Agreed. I’d say with open source it is harder to ‘get away’ with malicious features, since the code is out in the open. I guess if authors were to put those features, open nature of their code also serves as a bit of a deterrent sice there is a much bigger possibility of people finding out compared to closed source. However as you said it is not impossible, especially since not many people look through the code of everything they run. And even then it is not impossible to obfuscate it well enough for it not to be spotted on casual read-through.
Comment on Is Foss really safe?
Whirlybird@aussie.zone 11 months ago
No, open source code is no safer than closed source code by default. What it does is gives the opportunity for people to verify that it’s safe, but it doesn’t mean it is safe. Also just because some people have “verified” that it is safe doesn’t mean they didn’t just miss the vulnerabilities or nasty code.
GlowHuddy@lemmy.world 11 months ago
RightHandOfIkaros@lemmy.world 11 months ago
Accounts that post “verifying code” can also be sock puppet accounts, so it is always good to double check for yourself if you know the programming language, or check the account history to see if they have verified other software from different writers that aren’t all connected to each other. Nothing sketchier than a verification ring, where accounts all verify for each other.
pjhenry1216@kbin.social 11 months ago
This is only an issue if it's only been reviewed by one or two coders with zero history on the repo's host. This is rare for anything that is remotely popular.
1847953620@lemmy.world 11 months ago
Software companies are not known for their accountability over hacky code though, foss leads to better quality because it solves the accountability conflict of interest in an efficient way.

Items drawn from a collection:
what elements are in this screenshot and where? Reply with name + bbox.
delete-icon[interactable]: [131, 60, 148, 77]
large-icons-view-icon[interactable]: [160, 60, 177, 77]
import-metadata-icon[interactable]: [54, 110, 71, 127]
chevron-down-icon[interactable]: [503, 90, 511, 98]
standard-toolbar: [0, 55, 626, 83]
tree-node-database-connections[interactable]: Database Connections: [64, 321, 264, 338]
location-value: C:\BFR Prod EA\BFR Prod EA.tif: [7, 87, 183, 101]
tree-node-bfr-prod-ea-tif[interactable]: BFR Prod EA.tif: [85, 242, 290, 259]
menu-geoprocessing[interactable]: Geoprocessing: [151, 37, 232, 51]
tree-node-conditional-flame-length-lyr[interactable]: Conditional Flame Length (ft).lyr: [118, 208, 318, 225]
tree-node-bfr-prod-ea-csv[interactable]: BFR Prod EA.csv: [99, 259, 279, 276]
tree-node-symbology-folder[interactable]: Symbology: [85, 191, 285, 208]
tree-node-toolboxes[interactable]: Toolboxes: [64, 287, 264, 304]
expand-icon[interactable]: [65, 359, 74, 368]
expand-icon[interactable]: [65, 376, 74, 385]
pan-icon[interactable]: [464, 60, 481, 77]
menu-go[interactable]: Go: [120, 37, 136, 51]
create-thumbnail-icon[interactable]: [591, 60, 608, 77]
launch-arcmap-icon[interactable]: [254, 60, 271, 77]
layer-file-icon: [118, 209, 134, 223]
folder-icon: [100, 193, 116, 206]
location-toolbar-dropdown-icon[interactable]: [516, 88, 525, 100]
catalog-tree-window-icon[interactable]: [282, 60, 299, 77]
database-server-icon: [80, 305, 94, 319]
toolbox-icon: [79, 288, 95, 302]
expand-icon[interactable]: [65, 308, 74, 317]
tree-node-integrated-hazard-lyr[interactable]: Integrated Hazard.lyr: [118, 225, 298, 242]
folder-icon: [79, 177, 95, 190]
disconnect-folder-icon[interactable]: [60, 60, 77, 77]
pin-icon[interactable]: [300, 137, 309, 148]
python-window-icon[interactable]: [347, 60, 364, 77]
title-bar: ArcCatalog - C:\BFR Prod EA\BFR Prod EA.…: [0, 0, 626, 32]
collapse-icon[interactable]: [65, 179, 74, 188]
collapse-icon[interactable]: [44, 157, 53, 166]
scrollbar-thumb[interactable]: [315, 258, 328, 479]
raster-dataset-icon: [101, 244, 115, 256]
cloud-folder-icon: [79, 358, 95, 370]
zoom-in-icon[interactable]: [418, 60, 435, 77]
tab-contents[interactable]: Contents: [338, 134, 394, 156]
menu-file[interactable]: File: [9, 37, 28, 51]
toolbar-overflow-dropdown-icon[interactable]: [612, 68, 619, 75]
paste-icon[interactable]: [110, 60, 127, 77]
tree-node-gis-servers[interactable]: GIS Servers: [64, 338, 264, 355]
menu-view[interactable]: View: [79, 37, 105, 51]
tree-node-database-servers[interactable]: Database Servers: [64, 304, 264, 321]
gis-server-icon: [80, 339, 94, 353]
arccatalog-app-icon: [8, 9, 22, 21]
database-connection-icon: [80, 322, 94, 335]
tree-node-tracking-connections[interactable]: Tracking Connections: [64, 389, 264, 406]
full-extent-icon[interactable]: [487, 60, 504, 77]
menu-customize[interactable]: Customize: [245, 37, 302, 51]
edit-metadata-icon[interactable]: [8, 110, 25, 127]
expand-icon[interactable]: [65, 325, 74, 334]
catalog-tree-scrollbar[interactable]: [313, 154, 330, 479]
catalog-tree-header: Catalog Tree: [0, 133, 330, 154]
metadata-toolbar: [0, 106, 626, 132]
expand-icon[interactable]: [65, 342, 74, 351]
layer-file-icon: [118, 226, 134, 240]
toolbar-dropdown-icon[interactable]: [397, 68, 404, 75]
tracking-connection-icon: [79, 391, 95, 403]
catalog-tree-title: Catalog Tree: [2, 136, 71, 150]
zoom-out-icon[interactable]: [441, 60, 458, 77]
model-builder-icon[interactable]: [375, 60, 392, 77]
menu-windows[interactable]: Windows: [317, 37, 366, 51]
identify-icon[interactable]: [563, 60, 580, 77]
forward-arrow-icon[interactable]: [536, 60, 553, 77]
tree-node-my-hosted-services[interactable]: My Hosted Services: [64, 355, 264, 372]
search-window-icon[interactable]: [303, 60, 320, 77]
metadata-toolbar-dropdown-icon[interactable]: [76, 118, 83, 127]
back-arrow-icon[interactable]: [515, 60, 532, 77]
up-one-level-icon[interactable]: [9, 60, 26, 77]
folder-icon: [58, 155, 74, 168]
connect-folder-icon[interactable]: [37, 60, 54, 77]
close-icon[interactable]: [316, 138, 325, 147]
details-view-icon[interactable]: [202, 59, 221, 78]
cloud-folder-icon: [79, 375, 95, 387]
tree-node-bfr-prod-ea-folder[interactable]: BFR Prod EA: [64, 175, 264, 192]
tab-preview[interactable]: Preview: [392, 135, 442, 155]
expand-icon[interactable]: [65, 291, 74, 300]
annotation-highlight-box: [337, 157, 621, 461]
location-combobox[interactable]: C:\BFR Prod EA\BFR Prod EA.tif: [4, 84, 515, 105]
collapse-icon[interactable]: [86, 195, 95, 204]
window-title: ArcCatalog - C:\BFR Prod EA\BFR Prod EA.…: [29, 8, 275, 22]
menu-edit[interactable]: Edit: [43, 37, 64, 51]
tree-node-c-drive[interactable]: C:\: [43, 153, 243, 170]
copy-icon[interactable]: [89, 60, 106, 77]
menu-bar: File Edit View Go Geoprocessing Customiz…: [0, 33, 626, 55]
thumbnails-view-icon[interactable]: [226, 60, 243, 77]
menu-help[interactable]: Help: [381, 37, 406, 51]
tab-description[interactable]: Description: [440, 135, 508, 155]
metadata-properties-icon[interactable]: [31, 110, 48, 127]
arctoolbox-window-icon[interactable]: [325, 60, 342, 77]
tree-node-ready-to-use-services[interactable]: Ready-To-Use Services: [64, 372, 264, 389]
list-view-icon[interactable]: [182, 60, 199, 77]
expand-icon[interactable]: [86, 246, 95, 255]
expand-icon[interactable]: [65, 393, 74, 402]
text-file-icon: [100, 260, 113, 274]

> **QUESTIONS**:
1) In the forum thread on FOSS safety, what is named as the sketchiest thing of all?
2) Rewrite the forum thread on FOSS safety starting at "Comment on Is" and ending at "or nasty code.", replacing "vulnerabilities" with "security flaws".
These items have no connection to the forum thread.

> **ANSWERS GIVEN**:
1) A verification ring, where accounts all verify for each other.

2)
Comment on Is Foss really safe?
Whirlybird@aussie.zone 11 months ago
No, open source code is no safer than closed source code by default. What it does is gives the opportunity for people to verify that it’s safe, but it doesn’t mean it is safe. Also just because some people have “verified” that it is safe doesn’t mean they didn’t just miss the security flaws or nasty code.